* _TASK TO CARRY OUT_
Tally the lines holding the word "Silvia" and state the count by itself.

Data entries
= = = =
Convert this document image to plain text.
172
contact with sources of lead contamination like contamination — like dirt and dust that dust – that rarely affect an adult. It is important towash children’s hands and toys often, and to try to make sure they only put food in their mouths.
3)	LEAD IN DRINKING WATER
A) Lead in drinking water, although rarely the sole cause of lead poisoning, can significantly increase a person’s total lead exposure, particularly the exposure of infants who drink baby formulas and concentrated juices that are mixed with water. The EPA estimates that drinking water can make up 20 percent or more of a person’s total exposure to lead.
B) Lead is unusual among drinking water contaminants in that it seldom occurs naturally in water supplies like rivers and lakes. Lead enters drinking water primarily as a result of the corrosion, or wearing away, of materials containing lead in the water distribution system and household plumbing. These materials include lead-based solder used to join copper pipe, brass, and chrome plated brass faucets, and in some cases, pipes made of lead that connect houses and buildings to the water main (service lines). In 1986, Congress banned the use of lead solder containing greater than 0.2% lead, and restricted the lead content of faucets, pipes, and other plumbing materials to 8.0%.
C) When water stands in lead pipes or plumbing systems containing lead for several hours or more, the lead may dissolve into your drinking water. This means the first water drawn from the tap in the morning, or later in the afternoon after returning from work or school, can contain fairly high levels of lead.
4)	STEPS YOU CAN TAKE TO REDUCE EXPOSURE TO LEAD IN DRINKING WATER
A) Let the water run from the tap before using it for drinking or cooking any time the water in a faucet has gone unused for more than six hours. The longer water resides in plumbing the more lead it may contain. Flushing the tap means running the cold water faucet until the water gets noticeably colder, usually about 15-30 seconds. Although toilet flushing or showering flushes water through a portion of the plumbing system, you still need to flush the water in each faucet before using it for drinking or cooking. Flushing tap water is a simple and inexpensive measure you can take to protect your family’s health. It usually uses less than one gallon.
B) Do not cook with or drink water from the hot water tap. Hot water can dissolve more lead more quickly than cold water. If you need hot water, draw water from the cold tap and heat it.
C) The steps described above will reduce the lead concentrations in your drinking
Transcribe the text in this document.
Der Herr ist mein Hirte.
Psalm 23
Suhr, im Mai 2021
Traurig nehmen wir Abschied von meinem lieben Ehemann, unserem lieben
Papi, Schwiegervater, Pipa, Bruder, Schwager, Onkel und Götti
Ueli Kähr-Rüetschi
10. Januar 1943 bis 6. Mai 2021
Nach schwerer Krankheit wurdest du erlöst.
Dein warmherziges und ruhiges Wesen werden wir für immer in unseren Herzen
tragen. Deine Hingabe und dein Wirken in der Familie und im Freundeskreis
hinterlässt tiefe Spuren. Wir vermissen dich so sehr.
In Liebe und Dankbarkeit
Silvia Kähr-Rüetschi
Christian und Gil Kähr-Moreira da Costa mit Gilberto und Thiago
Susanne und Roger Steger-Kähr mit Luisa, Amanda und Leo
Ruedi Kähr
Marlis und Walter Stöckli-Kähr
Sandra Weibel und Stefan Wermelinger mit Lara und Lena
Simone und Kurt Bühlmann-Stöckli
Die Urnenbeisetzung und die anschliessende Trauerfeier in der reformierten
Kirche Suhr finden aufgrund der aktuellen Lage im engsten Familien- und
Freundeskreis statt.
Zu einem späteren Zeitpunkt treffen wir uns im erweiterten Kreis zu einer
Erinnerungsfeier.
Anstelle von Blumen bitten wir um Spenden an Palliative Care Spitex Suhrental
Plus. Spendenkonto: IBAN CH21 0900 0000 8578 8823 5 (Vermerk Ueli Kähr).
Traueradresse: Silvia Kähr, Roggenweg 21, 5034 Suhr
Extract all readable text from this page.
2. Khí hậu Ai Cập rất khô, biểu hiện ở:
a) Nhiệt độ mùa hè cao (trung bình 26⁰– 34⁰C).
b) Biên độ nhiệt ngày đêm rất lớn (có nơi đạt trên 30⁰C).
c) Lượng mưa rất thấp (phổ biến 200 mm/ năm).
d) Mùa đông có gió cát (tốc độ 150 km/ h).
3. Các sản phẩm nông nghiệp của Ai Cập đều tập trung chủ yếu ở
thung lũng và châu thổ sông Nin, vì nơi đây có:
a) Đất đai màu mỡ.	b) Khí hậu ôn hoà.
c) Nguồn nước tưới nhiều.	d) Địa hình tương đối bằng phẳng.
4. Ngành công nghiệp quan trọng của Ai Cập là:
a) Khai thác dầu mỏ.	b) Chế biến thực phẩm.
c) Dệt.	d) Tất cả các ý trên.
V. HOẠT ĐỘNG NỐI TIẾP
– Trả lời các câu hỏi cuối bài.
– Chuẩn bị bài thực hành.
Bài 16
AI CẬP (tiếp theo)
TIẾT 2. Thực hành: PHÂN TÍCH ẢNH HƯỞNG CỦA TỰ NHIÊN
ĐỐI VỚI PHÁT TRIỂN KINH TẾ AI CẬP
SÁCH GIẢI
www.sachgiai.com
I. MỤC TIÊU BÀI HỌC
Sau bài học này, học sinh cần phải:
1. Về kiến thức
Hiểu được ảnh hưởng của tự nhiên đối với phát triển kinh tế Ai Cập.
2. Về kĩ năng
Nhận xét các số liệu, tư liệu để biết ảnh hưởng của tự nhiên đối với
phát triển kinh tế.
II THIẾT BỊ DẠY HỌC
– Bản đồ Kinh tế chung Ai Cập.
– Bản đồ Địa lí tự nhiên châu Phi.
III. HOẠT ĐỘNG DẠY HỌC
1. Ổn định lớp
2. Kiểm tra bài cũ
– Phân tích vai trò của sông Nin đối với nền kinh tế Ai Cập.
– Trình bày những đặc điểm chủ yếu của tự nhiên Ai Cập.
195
= = = =
* _FINAL ANSWER_
2